» **Page text**
——
CODEWITHSUNDEEP
javascriptarraysfunctional-programming
GavinoGrifoni
GavinoGrifoni

Reputation: 763

Arrays: conditionally mapping elements

I work with Redux and it often happens to me to write reducers with expressions like this one:

return users.map(user =>
  user.id !== selectedUserID ? user : {
    ... user,
    removed: false
  }
);

The intent should be clear enough: modify just the item in the array that has the given id, while copying the others as they are. Also note that ordering is important, otherwise I could just have used a filter() function.

This snippet triggers a no-confusing-arrow error on eslint, which makes sense to me. This can also be easily solved by adding round parenthesis around the arrow function body, so no big deal here:

return users.map(user => (
  user.id !== selectedUserID ? user : {
    ... user,
    removed: false
  }
));

I also want to parse this code through prettier, which automatically removes the parenthesis around the arrow function body, going back to version 1 of the snippet.

The obvious solution here is to write the arrow function the verbose way:

return users.map(user => {
  if(user.id !== selectedUserID) {
    return user; // unmodified user
  }
  return {
    ... user,
    removed: false
  };
});

but I honestly find it a bit too clumsy.

Aside from the specific context and the used tools (eslint and prettier, which can be configured differently/turned off/whatever), is there any better way to write this?

In my wildest dreams it exists a function with a signature similar to:

Array.mapIf(callback, condition)

that cycles all the elements in the array, and calls the callback function only to the ones satisfying the given condition, while returning the other elements unmodified.
——
» **Raw data**
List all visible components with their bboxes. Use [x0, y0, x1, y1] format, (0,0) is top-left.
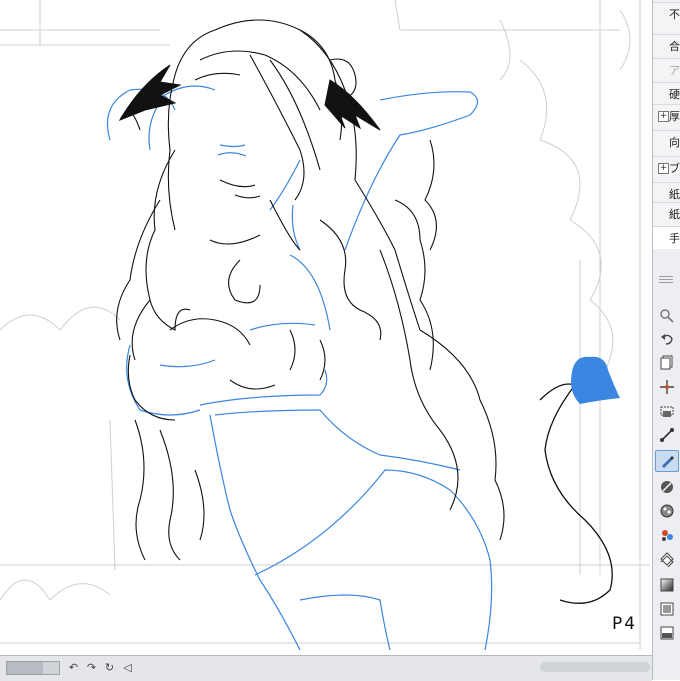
——
» **Problem set**
- 1) Transcribe the array-mapping question word for word from "The obvious solution" up to and including "bit too clumsy.".
- 2) List every library or developer tool that the array-mapping question names in its body text.

» **Solved tasks**
- 1)
The obvious solution here is to write the arrow function the verbose way:

return users.map(user => {
  if(user.id !== selectedUserID) {
    return user; // unmodified user
  }
  return {
    ... user,
    removed: false
  };
});

but I honestly find it a bit too clumsy.

- 2) Redux, eslint, prettier